• **WHAT YOU WILL DO**: Your copy of the material below should match it exactly, except that it holds no pictures.

○ ○ ○

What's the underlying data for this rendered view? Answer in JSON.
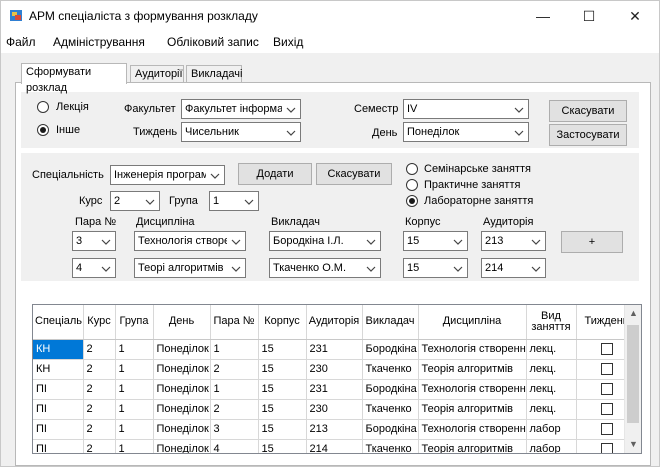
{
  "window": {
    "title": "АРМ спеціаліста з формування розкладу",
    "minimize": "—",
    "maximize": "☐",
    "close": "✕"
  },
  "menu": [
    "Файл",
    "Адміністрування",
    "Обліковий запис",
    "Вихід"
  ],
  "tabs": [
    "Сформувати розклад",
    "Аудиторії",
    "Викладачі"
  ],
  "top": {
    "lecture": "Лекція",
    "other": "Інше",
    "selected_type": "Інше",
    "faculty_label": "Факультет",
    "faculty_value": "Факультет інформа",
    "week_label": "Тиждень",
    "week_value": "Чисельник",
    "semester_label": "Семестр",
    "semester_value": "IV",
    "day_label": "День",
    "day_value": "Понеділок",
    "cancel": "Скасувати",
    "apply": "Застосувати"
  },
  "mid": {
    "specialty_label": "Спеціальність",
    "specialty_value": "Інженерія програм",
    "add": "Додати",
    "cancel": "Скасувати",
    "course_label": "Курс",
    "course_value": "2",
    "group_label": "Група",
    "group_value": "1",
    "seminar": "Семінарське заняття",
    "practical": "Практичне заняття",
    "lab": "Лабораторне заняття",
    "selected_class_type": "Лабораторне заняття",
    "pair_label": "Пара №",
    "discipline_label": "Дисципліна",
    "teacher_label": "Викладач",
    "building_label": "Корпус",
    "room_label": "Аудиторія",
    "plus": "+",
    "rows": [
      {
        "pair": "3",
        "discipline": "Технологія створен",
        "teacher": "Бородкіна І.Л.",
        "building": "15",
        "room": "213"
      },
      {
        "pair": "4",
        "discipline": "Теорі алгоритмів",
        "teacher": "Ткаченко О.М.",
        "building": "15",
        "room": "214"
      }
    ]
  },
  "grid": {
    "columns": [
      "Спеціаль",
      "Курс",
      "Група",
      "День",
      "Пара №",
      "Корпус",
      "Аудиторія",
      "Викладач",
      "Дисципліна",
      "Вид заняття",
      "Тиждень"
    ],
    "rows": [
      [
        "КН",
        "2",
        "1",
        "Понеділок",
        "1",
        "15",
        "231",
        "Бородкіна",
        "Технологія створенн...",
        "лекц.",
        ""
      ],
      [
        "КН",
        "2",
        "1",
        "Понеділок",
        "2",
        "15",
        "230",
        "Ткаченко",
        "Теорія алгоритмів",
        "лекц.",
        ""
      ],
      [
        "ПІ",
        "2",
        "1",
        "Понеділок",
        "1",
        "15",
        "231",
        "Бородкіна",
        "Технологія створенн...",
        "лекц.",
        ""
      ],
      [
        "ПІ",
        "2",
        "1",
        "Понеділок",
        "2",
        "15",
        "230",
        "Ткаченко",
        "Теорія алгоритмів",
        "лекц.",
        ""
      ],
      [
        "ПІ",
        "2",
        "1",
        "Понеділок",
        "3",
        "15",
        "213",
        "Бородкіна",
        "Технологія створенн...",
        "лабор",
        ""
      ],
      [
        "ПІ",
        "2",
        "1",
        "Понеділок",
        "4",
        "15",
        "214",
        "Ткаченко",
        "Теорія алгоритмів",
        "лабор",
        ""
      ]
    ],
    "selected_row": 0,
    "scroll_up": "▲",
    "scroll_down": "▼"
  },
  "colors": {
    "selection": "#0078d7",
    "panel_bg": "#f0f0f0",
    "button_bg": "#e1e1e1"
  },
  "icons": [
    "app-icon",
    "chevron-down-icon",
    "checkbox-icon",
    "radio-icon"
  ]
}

○ ○ ○

• **WORKED SOLUTION**:
What's the underlying data for this rendered view? Answer in JSON.
{
  "window": {
    "title": "АРМ спеціаліста з формування розкладу",
    "minimize": "—",
    "maximize": "☐",
    "close": "✕"
  },
  "menu": [
    "Файл",
    "Адміністрування",
    "Обліковий запис",
    "Вихід"
  ],
  "tabs": [
    "Сформувати розклад",
    "Аудиторії",
    "Викладачі"
  ],
  "top": {
    "lecture": "Лекція",
    "other": "Інше",
    "selected_type": "Інше",
    "faculty_label": "Факультет",
    "faculty_value": "Факультет інформа",
    "week_label": "Тиждень",
    "week_value": "Чисельник",
    "semester_label": "Семестр",
    "semester_value": "IV",
    "day_label": "День",
    "day_value": "Понеділок",
    "cancel": "Скасувати",
    "apply": "Застосувати"
  },
  "mid": {
    "specialty_label": "Спеціальність",
    "specialty_value": "Інженерія програм",
    "add": "Додати",
    "cancel": "Скасувати",
    "course_label": "Курс",
    "course_value": "2",
    "group_label": "Група",
    "group_value": "1",
    "seminar": "Семінарське заняття",
    "practical": "Практичне заняття",
    "lab": "Лабораторне заняття",
    "selected_class_type": "Лабораторне заняття",
    "pair_label": "Пара №",
    "discipline_label": "Дисципліна",
    "teacher_label": "Викладач",
    "building_label": "Корпус",
    "room_label": "Аудиторія",
    "plus": "+",
    "rows": [
      {
        "pair": "3",
        "discipline": "Технологія створен",
        "teacher": "Бородкіна І.Л.",
        "building": "15",
        "room": "213"
      },
      {
        "pair": "4",
        "discipline": "Теорі алгоритмів",
        "teacher": "Ткаченко О.М.",
        "building": "15",
        "room": "214"
      }
    ]
  },
  "grid": {
    "columns": [
      "Спеціаль",
      "Курс",
      "Група",
      "День",
      "Пара №",
      "Корпус",
      "Аудиторія",
      "Викладач",
      "Дисципліна",
      "Вид заняття",
      "Тиждень"
    ],
    "rows": [
      [
        "КН",
        "2",
        "1",
        "Понеділок",
        "1",
        "15",
        "231",
        "Бородкіна",
        "Технологія створенн...",
        "лекц.",
        ""
      ],
      [
        "КН",
        "2",
        "1",
        "Понеділок",
        "2",
        "15",
        "230",
        "Ткаченко",
        "Теорія алгоритмів",
        "лекц.",
        ""
      ],
      [
        "ПІ",
        "2",
        "1",
        "Понеділок",
        "1",
        "15",
        "231",
        "Бородкіна",
        "Технологія створенн...",
        "лекц.",
        ""
      ],
      [
        "ПІ",
        "2",
        "1",
        "Понеділок",
        "2",
        "15",
        "230",
        "Ткаченко",
        "Теорія алгоритмів",
        "лекц.",
        ""
      ],
      [
        "ПІ",
        "2",
        "1",
        "Понеділок",
        "3",
        "15",
        "213",
        "Бородкіна",
        "Технологія створенн...",
        "лабор",
        ""
      ],
      [
        "ПІ",
        "2",
        "1",
        "Понеділок",
        "4",
        "15",
        "214",
        "Ткаченко",
        "Теорія алгоритмів",
        "лабор",
        ""
      ]
    ],
    "selected_row": 0,
    "scroll_up": "▲",
    "scroll_down": "▼"
  },
  "colors": {
    "selection": "#0078d7",
    "panel_bg": "#f0f0f0",
    "button_bg": "#e1e1e1"
  },
  "icons": [
    "app-icon",
    "chevron-down-icon",
    "checkbox-icon",
    "radio-icon"
  ]
}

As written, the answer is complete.